WHAT YOU WILL DO:
Pick out each line containing the string "panel" and copy it.

RECORDS TO PROCESS:
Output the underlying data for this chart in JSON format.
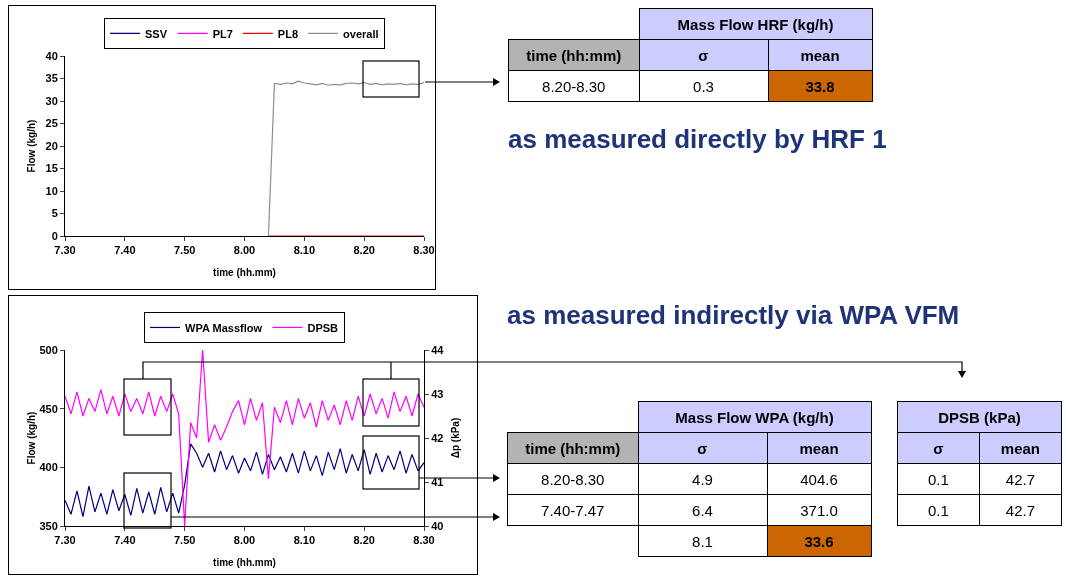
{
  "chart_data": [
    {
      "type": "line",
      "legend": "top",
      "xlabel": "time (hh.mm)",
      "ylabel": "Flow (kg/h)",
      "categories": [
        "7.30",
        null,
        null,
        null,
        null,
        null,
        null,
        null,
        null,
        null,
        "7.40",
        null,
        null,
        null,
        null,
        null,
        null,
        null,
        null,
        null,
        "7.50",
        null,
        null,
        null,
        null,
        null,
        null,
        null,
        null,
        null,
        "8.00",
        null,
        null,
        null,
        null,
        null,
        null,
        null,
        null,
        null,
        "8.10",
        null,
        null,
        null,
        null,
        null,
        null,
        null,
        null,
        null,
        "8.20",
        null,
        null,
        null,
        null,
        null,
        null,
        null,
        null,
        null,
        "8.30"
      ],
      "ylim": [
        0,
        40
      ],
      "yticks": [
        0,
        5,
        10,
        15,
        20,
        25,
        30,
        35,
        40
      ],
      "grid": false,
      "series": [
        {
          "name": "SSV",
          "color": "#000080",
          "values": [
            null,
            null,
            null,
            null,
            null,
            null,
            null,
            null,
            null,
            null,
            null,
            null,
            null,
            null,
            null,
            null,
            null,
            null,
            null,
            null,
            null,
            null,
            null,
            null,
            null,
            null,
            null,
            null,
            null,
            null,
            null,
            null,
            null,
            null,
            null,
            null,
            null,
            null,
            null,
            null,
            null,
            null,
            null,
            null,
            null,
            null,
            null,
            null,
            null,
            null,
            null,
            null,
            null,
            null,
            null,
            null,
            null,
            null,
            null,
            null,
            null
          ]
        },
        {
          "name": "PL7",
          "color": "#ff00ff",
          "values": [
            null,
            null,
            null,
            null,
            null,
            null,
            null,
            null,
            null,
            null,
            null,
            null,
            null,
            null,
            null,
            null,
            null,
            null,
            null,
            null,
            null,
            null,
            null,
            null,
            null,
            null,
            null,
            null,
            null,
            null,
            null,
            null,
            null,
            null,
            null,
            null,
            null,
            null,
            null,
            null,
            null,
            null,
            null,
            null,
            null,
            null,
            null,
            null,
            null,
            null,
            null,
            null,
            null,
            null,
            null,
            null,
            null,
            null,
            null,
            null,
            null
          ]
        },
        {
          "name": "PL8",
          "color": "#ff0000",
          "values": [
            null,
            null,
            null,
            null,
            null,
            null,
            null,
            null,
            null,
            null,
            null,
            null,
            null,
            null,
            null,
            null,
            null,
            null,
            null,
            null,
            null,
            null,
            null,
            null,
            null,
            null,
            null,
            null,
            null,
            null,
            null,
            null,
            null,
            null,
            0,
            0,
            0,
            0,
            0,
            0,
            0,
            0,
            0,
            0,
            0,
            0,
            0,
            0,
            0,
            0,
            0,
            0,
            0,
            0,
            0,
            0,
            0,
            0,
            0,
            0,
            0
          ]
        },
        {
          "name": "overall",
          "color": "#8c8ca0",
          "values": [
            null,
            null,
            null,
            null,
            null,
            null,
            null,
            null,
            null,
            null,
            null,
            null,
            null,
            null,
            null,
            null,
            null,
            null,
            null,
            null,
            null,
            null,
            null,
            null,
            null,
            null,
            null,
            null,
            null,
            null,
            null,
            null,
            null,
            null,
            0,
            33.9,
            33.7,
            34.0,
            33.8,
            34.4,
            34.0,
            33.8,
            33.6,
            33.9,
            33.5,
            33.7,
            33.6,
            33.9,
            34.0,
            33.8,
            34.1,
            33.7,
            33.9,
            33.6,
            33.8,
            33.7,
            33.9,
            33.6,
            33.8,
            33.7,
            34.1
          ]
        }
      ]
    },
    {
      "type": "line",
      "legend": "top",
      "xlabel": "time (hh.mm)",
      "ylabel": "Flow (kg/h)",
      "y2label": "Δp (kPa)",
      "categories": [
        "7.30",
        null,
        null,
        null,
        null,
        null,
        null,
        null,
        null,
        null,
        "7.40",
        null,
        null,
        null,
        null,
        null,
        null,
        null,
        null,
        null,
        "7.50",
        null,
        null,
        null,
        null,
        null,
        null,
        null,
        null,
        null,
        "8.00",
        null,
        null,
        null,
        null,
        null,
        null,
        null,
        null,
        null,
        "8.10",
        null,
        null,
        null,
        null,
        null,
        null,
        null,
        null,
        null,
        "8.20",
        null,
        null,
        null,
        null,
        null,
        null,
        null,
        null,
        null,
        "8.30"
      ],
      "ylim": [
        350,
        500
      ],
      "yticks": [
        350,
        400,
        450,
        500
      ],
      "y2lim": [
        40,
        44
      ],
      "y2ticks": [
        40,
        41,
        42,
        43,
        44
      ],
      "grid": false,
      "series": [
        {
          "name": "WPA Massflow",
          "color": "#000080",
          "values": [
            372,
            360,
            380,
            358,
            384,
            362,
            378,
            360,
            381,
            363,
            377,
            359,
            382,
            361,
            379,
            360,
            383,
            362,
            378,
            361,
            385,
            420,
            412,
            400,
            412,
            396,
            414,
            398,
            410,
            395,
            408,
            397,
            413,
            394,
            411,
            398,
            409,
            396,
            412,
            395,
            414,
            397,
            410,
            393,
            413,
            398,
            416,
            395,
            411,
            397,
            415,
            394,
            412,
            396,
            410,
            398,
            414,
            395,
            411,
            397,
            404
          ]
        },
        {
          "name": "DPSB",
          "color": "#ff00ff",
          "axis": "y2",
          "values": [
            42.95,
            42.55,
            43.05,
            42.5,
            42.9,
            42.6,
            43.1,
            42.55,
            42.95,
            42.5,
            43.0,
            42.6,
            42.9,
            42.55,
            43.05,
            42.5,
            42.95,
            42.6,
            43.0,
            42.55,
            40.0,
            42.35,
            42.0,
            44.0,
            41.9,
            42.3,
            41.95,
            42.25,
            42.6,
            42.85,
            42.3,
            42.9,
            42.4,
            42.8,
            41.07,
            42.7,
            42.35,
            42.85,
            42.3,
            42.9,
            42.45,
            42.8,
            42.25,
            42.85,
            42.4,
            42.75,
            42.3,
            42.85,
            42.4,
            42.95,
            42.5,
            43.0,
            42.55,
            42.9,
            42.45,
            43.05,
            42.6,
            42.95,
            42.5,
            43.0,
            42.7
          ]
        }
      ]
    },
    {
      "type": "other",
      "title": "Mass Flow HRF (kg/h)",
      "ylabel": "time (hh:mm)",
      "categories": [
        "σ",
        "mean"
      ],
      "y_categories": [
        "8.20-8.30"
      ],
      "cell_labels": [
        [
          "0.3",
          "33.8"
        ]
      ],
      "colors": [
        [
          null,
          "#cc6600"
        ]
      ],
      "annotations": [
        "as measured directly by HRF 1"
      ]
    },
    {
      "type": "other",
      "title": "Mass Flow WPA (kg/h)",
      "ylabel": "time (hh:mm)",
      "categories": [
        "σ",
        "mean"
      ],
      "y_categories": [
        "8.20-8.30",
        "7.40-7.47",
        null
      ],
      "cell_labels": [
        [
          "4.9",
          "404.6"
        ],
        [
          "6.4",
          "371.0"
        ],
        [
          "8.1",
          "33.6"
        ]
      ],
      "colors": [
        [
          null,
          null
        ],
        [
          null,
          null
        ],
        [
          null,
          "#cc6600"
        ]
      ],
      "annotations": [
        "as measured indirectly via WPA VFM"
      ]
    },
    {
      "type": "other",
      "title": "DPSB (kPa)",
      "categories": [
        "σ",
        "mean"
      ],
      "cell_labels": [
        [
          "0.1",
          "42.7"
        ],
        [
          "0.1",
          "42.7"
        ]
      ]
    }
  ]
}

==

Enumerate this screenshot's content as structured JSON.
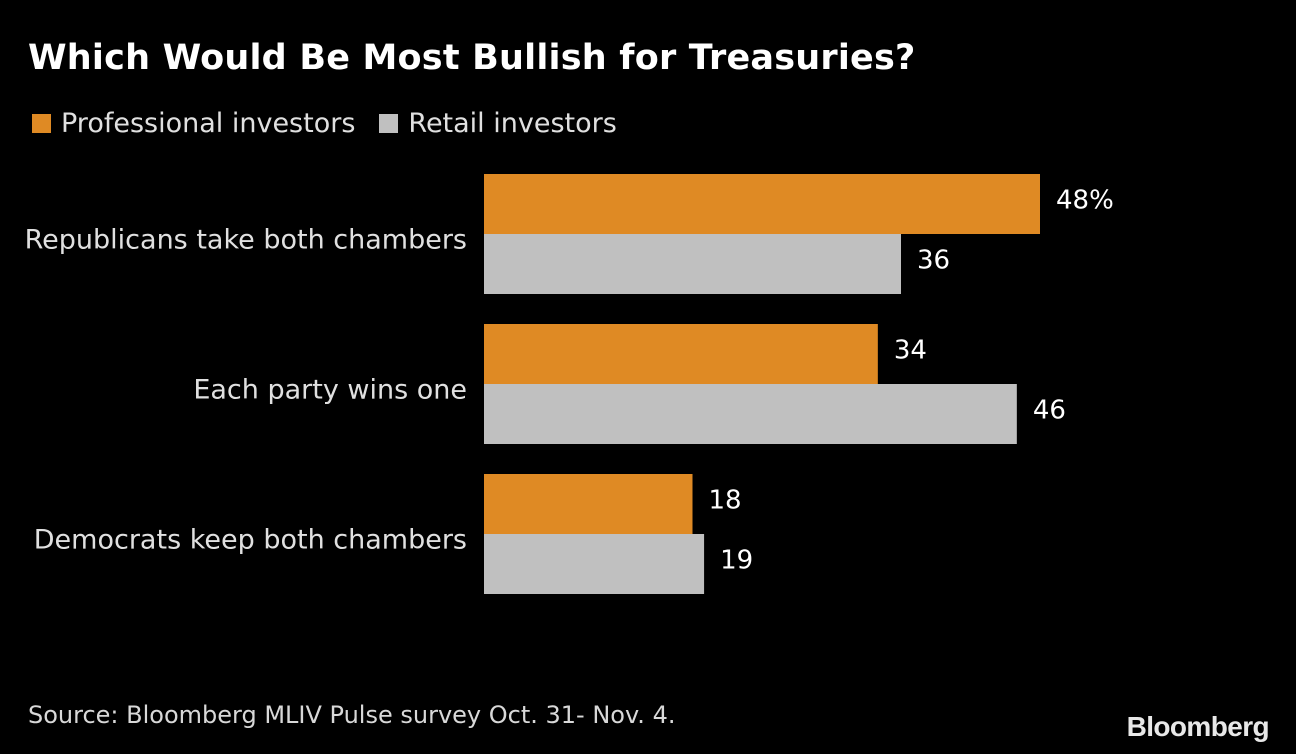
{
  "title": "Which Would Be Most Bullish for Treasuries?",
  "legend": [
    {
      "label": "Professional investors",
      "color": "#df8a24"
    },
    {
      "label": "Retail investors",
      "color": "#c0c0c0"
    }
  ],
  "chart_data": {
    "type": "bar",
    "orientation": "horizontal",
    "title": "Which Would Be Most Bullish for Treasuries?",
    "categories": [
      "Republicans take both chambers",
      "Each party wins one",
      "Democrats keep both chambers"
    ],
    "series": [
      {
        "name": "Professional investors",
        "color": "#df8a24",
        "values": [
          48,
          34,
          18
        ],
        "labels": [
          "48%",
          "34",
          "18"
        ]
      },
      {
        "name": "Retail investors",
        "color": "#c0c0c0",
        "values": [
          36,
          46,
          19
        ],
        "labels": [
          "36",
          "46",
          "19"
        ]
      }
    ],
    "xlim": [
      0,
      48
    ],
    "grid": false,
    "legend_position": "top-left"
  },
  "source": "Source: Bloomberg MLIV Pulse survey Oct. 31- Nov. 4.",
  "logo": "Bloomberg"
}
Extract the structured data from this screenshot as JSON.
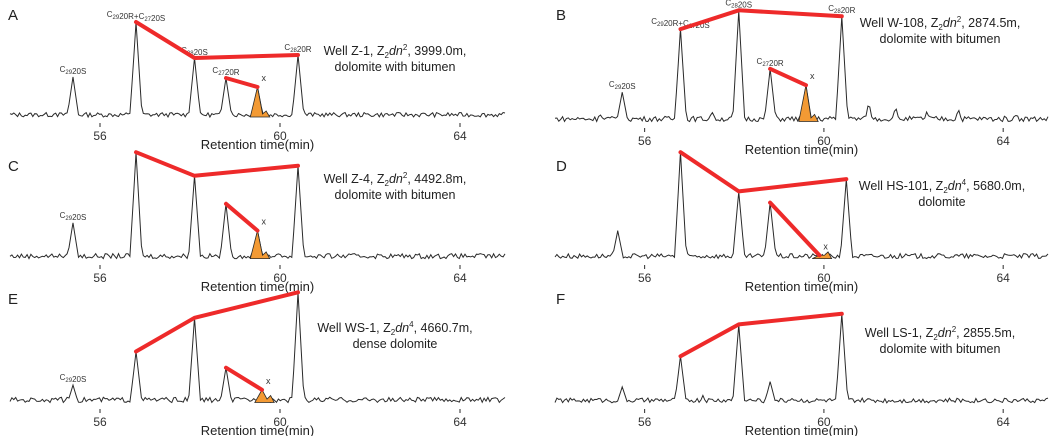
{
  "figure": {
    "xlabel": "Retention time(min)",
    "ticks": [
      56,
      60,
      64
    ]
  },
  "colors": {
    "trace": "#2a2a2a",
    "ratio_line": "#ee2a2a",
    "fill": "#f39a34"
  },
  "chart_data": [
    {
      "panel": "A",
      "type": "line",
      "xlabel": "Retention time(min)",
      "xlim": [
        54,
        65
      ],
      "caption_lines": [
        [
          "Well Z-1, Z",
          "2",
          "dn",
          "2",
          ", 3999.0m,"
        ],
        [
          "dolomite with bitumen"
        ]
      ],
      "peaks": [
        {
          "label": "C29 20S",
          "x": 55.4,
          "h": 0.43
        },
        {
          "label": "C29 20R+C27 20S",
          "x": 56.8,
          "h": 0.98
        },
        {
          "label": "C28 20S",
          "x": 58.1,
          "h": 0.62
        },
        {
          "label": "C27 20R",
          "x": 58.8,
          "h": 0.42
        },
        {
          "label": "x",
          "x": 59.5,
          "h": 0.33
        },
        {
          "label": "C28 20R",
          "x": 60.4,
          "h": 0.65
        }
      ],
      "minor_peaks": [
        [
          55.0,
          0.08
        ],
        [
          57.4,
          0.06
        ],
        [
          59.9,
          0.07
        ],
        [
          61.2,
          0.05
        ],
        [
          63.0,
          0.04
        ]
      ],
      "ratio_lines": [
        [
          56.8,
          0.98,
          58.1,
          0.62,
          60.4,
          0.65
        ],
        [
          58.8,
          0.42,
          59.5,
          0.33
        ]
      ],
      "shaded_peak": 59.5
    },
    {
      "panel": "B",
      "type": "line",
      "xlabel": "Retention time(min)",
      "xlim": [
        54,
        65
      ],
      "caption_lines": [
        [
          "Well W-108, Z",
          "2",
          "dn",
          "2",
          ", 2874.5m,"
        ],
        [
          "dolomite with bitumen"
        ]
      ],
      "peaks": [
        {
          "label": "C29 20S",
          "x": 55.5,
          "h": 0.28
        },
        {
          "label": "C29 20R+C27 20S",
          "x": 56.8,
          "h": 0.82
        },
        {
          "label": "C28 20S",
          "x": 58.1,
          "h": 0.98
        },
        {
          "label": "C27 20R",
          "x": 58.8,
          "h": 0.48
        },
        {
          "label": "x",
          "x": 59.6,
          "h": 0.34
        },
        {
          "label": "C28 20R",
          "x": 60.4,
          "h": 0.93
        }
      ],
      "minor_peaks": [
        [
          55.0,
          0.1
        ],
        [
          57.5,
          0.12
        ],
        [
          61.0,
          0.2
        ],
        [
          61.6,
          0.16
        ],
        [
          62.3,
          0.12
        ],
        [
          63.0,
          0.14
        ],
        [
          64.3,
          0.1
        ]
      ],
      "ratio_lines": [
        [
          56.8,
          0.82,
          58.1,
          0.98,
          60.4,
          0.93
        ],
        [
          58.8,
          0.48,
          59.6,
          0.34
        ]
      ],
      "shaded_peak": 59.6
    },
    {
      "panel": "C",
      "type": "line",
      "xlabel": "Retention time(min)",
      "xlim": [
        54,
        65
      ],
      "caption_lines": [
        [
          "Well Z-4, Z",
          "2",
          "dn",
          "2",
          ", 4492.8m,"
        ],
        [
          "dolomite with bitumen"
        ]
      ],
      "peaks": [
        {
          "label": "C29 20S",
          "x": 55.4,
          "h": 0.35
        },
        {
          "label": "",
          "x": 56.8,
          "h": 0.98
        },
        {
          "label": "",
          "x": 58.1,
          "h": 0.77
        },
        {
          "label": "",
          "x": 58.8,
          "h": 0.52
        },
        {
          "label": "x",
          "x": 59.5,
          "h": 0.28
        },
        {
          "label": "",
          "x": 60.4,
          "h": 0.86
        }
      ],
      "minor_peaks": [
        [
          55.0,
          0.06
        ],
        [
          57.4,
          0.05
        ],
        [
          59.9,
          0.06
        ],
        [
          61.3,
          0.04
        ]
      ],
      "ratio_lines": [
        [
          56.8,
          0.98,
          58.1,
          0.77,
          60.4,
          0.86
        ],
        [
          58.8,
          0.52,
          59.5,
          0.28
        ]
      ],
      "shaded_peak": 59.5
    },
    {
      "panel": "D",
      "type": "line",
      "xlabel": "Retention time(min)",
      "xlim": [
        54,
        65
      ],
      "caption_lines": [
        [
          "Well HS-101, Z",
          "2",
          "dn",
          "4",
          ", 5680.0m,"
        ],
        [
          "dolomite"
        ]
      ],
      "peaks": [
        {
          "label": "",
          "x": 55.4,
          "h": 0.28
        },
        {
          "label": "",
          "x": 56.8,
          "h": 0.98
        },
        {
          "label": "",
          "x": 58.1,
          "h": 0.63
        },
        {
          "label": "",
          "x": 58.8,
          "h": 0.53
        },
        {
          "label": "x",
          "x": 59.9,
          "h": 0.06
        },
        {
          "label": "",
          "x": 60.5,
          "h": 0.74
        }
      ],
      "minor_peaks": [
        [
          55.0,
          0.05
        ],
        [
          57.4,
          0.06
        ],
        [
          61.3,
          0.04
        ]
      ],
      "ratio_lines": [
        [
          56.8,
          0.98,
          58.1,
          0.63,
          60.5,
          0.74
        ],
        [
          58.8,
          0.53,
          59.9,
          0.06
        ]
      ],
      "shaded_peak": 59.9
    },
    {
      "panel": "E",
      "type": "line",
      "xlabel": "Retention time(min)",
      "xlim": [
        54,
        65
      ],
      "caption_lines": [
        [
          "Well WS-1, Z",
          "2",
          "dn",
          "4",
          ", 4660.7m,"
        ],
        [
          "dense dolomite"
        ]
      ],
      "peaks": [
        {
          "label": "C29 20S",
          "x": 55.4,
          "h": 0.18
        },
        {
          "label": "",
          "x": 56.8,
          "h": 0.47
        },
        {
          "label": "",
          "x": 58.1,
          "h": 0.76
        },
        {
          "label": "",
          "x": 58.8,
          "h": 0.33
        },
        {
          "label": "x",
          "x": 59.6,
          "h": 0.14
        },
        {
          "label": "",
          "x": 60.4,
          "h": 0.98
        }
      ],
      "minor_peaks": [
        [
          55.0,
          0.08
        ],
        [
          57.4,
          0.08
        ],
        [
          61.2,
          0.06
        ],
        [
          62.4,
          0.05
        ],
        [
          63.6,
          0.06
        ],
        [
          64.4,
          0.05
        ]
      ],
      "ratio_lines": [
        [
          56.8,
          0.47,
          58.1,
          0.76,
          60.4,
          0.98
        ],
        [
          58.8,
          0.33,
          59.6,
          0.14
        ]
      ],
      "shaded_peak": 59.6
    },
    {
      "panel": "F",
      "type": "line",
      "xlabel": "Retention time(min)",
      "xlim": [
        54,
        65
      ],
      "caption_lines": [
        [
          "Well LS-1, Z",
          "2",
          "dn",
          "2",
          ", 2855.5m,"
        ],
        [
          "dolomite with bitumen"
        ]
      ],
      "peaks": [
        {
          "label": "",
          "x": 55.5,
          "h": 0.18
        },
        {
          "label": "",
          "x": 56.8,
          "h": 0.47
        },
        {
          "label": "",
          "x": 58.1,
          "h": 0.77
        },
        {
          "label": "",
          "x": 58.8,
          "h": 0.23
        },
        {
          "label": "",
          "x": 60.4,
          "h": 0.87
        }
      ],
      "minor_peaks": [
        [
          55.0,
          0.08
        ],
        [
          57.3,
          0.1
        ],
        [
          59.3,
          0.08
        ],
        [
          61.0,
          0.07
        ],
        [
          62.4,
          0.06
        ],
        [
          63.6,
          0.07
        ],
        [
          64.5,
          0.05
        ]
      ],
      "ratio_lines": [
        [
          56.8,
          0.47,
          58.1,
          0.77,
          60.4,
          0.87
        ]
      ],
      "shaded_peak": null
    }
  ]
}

---

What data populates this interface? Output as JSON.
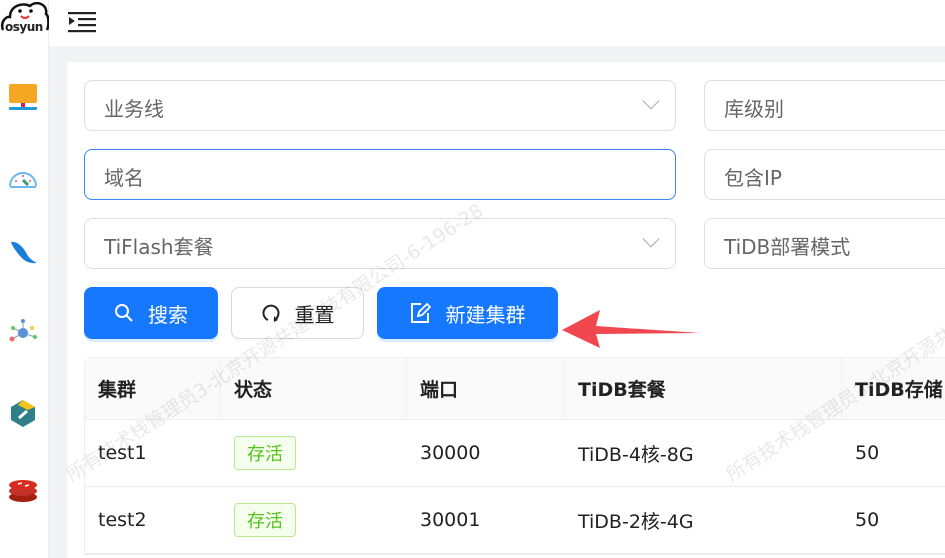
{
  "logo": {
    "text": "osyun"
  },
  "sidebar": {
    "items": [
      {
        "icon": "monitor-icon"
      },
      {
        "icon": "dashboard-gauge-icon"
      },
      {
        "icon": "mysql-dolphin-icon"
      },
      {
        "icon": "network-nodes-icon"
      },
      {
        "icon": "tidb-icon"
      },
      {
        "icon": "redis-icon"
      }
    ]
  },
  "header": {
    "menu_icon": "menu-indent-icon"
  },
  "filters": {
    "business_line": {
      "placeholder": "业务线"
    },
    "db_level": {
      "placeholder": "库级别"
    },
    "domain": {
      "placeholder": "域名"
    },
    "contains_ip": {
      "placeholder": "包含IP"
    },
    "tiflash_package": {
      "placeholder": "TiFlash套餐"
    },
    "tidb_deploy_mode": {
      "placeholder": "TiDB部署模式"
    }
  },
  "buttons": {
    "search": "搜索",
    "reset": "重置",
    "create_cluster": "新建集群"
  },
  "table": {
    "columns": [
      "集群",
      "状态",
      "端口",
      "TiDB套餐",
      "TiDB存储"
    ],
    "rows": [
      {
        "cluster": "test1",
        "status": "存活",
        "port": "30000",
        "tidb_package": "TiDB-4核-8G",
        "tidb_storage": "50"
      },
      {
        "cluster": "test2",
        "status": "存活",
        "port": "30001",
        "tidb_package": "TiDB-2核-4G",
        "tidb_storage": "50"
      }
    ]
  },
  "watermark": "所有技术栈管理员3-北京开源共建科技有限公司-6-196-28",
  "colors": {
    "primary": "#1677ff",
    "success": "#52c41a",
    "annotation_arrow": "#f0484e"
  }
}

EXERCISE RESULT:
      "panel": "A",
      "panel": "B",
      "panel": "C",
      "panel": "D",
      "panel": "E",
      "panel": "F",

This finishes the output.